Records for the task
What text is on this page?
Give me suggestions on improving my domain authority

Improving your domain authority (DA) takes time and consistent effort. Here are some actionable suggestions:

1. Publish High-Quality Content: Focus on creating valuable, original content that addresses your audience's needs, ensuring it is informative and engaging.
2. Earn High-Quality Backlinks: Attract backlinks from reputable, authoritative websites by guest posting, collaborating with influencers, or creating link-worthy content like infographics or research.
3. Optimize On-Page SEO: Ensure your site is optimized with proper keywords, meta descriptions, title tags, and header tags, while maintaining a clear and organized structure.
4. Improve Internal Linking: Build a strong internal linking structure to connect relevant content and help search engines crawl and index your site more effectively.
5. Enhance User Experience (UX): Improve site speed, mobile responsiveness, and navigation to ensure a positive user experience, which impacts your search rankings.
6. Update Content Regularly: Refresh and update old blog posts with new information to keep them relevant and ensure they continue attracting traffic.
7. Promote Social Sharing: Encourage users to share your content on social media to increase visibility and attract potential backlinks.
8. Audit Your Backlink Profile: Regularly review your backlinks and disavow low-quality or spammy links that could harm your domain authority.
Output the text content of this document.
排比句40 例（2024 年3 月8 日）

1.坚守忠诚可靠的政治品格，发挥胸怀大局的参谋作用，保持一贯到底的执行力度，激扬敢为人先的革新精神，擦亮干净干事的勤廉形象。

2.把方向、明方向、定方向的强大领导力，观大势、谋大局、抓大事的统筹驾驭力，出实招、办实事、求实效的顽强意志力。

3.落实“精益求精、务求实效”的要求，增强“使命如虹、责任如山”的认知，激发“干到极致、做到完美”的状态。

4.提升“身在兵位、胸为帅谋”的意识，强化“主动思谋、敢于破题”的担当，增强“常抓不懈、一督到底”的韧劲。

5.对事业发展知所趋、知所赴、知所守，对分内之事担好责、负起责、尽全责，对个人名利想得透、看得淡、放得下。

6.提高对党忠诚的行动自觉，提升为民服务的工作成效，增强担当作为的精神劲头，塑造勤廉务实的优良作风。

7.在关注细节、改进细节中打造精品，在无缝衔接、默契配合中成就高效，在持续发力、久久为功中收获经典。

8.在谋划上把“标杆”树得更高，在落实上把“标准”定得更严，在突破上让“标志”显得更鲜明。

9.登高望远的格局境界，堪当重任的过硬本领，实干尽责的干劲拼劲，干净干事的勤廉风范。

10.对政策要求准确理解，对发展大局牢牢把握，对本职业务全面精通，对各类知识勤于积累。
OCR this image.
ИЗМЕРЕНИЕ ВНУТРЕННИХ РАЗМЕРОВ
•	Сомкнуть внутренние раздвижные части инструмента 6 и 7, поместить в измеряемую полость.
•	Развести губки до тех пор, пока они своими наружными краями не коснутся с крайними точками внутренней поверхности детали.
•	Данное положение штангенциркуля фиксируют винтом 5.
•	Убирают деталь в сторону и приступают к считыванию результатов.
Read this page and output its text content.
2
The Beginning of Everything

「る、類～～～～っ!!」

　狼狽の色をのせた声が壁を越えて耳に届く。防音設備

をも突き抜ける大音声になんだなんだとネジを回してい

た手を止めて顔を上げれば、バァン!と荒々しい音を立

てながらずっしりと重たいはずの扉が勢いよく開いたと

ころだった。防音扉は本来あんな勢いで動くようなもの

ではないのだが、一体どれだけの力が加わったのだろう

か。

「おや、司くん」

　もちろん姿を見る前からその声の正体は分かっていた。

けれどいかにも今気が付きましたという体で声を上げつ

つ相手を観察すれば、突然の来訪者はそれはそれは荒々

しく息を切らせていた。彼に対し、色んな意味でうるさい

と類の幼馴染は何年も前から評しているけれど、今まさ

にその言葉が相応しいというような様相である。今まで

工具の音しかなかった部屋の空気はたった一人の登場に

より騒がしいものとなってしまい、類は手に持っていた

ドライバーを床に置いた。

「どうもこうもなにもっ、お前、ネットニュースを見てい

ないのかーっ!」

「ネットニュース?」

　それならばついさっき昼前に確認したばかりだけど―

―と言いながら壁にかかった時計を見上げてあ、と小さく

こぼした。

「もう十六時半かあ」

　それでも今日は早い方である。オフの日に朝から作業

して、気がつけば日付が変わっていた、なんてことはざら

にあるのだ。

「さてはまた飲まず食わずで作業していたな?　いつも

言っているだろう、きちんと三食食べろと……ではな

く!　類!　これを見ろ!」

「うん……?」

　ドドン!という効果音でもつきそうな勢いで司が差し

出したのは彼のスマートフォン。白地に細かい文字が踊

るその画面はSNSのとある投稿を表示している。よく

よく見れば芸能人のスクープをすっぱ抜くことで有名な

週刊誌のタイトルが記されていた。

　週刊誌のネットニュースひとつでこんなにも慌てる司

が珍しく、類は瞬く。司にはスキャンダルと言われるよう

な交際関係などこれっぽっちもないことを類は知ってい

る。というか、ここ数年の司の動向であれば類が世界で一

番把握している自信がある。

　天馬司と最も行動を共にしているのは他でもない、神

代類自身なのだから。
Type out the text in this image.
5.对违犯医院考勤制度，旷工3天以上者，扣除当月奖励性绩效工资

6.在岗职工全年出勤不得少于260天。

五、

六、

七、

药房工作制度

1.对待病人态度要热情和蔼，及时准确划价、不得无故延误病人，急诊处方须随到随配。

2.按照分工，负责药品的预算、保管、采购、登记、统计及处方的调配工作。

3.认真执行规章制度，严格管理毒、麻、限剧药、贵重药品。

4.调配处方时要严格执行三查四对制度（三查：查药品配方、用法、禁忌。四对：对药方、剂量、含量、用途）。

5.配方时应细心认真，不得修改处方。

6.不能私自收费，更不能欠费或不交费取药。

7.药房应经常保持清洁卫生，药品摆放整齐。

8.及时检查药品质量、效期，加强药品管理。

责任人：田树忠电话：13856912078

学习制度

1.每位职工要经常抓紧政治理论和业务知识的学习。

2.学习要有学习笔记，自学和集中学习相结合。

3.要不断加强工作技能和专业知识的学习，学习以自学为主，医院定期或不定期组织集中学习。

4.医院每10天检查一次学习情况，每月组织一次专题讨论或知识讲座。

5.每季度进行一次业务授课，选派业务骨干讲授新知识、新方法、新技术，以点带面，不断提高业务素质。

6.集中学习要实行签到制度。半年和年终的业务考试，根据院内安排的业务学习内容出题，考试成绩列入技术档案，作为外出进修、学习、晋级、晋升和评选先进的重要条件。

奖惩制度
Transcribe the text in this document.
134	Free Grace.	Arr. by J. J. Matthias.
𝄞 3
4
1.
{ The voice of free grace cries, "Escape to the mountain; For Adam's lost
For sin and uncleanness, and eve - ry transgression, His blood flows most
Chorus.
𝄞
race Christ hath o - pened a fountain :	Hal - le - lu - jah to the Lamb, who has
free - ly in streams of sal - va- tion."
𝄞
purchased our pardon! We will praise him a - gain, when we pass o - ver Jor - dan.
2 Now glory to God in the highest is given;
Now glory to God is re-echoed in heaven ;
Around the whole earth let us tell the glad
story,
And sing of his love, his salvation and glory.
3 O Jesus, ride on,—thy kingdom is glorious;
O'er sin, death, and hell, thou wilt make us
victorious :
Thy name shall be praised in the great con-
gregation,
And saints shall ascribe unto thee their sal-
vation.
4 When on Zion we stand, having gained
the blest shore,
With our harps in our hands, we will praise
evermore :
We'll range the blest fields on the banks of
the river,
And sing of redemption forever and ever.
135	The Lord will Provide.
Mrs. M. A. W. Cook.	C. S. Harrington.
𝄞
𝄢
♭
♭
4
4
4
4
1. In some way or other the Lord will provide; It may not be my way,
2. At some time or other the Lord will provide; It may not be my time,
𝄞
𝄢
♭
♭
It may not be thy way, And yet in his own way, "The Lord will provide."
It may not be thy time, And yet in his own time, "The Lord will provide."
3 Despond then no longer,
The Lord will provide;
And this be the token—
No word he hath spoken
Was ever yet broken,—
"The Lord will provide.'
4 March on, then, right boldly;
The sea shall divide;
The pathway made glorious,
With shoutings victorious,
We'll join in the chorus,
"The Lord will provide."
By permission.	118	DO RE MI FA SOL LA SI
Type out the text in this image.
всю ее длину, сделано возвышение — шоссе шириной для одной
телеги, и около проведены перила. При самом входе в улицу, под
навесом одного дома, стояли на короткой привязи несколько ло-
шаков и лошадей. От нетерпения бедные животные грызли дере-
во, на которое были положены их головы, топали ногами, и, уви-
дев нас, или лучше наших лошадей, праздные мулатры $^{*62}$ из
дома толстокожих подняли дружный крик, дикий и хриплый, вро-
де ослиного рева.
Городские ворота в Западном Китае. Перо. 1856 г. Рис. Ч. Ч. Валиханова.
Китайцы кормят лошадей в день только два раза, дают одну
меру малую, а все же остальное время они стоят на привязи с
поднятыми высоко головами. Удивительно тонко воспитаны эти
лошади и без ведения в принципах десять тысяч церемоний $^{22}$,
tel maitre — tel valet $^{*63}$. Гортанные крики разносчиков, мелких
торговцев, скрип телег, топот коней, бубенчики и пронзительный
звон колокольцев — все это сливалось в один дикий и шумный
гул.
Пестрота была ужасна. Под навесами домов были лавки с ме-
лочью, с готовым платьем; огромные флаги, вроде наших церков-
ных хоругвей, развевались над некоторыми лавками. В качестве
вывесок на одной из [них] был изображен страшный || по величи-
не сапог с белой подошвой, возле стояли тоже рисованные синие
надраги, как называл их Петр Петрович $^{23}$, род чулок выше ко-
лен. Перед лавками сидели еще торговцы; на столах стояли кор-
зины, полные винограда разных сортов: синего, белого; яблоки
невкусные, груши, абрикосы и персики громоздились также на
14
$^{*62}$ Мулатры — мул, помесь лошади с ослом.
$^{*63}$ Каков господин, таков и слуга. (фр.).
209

Problem to solve
Which lines hold the word "glory"? Copy each of them from the records.

Answer for the task
2 Now glory to God in the highest is given;
Now glory to God is re-echoed in heaven ;
And sing of his love, his salvation and glory.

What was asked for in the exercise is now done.